Written instruction:
Exactly as given, repeat all of the entries.

::::::

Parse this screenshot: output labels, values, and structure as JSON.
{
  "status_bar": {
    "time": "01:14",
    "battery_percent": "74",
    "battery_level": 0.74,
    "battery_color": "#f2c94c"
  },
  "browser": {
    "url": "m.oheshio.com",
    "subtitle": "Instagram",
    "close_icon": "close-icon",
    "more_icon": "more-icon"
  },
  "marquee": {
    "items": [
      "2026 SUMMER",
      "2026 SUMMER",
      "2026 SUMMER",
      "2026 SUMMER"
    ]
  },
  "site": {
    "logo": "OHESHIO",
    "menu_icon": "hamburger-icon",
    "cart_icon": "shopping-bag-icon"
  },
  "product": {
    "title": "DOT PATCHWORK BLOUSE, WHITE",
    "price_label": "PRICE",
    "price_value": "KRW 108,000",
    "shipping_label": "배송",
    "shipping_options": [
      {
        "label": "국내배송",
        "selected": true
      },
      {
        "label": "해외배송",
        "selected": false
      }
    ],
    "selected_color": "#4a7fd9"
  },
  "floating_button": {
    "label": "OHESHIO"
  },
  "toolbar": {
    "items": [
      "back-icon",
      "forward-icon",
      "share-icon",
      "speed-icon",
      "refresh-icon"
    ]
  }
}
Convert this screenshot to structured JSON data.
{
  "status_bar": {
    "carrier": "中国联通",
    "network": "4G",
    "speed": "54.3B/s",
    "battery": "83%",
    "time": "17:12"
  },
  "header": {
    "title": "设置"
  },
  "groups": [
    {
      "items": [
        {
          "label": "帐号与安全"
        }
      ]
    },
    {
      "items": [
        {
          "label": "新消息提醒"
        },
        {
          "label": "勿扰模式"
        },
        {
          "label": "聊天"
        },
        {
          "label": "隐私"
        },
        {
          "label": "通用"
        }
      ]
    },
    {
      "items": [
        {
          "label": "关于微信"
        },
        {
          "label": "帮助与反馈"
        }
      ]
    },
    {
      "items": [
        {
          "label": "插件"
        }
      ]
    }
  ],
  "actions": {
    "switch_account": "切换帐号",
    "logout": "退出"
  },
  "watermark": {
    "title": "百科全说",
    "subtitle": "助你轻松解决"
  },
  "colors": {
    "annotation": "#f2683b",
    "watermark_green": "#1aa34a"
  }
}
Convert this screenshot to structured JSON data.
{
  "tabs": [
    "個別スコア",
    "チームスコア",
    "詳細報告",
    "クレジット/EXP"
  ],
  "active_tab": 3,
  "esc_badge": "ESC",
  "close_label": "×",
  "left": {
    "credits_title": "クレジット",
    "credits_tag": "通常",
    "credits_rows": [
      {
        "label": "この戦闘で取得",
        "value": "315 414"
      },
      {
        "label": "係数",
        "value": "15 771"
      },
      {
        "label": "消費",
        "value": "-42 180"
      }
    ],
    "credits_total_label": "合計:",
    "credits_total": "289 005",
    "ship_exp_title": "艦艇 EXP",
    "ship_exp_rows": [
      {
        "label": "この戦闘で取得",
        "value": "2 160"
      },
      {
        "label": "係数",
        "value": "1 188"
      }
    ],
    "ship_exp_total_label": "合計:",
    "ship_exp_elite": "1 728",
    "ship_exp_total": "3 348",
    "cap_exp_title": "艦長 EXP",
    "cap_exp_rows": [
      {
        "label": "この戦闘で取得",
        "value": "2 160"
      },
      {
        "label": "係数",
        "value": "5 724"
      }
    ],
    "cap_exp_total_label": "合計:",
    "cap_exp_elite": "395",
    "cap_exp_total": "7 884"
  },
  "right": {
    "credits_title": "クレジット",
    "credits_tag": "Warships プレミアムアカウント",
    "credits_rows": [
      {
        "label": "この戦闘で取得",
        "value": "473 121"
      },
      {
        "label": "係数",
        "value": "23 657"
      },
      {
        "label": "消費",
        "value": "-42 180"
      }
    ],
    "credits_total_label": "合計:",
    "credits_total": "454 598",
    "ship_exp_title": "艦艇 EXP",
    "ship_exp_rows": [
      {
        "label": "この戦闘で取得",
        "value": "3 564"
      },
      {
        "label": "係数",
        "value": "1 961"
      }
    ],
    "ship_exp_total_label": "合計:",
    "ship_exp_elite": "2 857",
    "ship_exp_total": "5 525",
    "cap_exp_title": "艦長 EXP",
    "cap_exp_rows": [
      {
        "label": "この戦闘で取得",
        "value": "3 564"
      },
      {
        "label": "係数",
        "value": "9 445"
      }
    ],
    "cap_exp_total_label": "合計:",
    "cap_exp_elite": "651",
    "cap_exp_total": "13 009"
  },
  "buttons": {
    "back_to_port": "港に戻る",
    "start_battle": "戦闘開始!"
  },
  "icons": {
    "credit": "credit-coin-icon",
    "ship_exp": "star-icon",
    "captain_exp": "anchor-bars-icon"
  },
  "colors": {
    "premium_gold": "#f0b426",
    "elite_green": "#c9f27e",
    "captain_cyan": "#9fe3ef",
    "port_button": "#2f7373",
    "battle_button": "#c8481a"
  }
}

::::::

Expected answer:
Parse this screenshot: output labels, values, and structure as JSON.
{
  "status_bar": {
    "time": "01:14",
    "battery_percent": "74",
    "battery_level": 0.74,
    "battery_color": "#f2c94c"
  },
  "browser": {
    "url": "m.oheshio.com",
    "subtitle": "Instagram",
    "close_icon": "close-icon",
    "more_icon": "more-icon"
  },
  "marquee": {
    "items": [
      "2026 SUMMER",
      "2026 SUMMER",
      "2026 SUMMER",
      "2026 SUMMER"
    ]
  },
  "site": {
    "logo": "OHESHIO",
    "menu_icon": "hamburger-icon",
    "cart_icon": "shopping-bag-icon"
  },
  "product": {
    "title": "DOT PATCHWORK BLOUSE, WHITE",
    "price_label": "PRICE",
    "price_value": "KRW 108,000",
    "shipping_label": "배송",
    "shipping_options": [
      {
        "label": "국내배송",
        "selected": true
      },
      {
        "label": "해외배송",
        "selected": false
      }
    ],
    "selected_color": "#4a7fd9"
  },
  "floating_button": {
    "label": "OHESHIO"
  },
  "toolbar": {
    "items": [
      "back-icon",
      "forward-icon",
      "share-icon",
      "speed-icon",
      "refresh-icon"
    ]
  }
}
Convert this screenshot to structured JSON data.
{
  "status_bar": {
    "carrier": "中国联通",
    "network": "4G",
    "speed": "54.3B/s",
    "battery": "83%",
    "time": "17:12"
  },
  "header": {
    "title": "设置"
  },
  "groups": [
    {
      "items": [
        {
          "label": "帐号与安全"
        }
      ]
    },
    {
      "items": [
        {
          "label": "新消息提醒"
        },
        {
          "label": "勿扰模式"
        },
        {
          "label": "聊天"
        },
        {
          "label": "隐私"
        },
        {
          "label": "通用"
        }
      ]
    },
    {
      "items": [
        {
          "label": "关于微信"
        },
        {
          "label": "帮助与反馈"
        }
      ]
    },
    {
      "items": [
        {
          "label": "插件"
        }
      ]
    }
  ],
  "actions": {
    "switch_account": "切换帐号",
    "logout": "退出"
  },
  "watermark": {
    "title": "百科全说",
    "subtitle": "助你轻松解决"
  },
  "colors": {
    "annotation": "#f2683b",
    "watermark_green": "#1aa34a"
  }
}
Convert this screenshot to structured JSON data.
{
  "tabs": [
    "個別スコア",
    "チームスコア",
    "詳細報告",
    "クレジット/EXP"
  ],
  "active_tab": 3,
  "esc_badge": "ESC",
  "close_label": "×",
  "left": {
    "credits_title": "クレジット",
    "credits_tag": "通常",
    "credits_rows": [
      {
        "label": "この戦闘で取得",
        "value": "315 414"
      },
      {
        "label": "係数",
        "value": "15 771"
      },
      {
        "label": "消費",
        "value": "-42 180"
      }
    ],
    "credits_total_label": "合計:",
    "credits_total": "289 005",
    "ship_exp_title": "艦艇 EXP",
    "ship_exp_rows": [
      {
        "label": "この戦闘で取得",
        "value": "2 160"
      },
      {
        "label": "係数",
        "value": "1 188"
      }
    ],
    "ship_exp_total_label": "合計:",
    "ship_exp_elite": "1 728",
    "ship_exp_total": "3 348",
    "cap_exp_title": "艦長 EXP",
    "cap_exp_rows": [
      {
        "label": "この戦闘で取得",
        "value": "2 160"
      },
      {
        "label": "係数",
        "value": "5 724"
      }
    ],
    "cap_exp_total_label": "合計:",
    "cap_exp_elite": "395",
    "cap_exp_total": "7 884"
  },
  "right": {
    "credits_title": "クレジット",
    "credits_tag": "Warships プレミアムアカウント",
    "credits_rows": [
      {
        "label": "この戦闘で取得",
        "value": "473 121"
      },
      {
        "label": "係数",
        "value": "23 657"
      },
      {
        "label": "消費",
        "value": "-42 180"
      }
    ],
    "credits_total_label": "合計:",
    "credits_total": "454 598",
    "ship_exp_title": "艦艇 EXP",
    "ship_exp_rows": [
      {
        "label": "この戦闘で取得",
        "value": "3 564"
      },
      {
        "label": "係数",
        "value": "1 961"
      }
    ],
    "ship_exp_total_label": "合計:",
    "ship_exp_elite": "2 857",
    "ship_exp_total": "5 525",
    "cap_exp_title": "艦長 EXP",
    "cap_exp_rows": [
      {
        "label": "この戦闘で取得",
        "value": "3 564"
      },
      {
        "label": "係数",
        "value": "9 445"
      }
    ],
    "cap_exp_total_label": "合計:",
    "cap_exp_elite": "651",
    "cap_exp_total": "13 009"
  },
  "buttons": {
    "back_to_port": "港に戻る",
    "start_battle": "戦闘開始!"
  },
  "icons": {
    "credit": "credit-coin-icon",
    "ship_exp": "star-icon",
    "captain_exp": "anchor-bars-icon"
  },
  "colors": {
    "premium_gold": "#f0b426",
    "elite_green": "#c9f27e",
    "captain_cyan": "#9fe3ef",
    "port_button": "#2f7373",
    "battle_button": "#c8481a"
  }
}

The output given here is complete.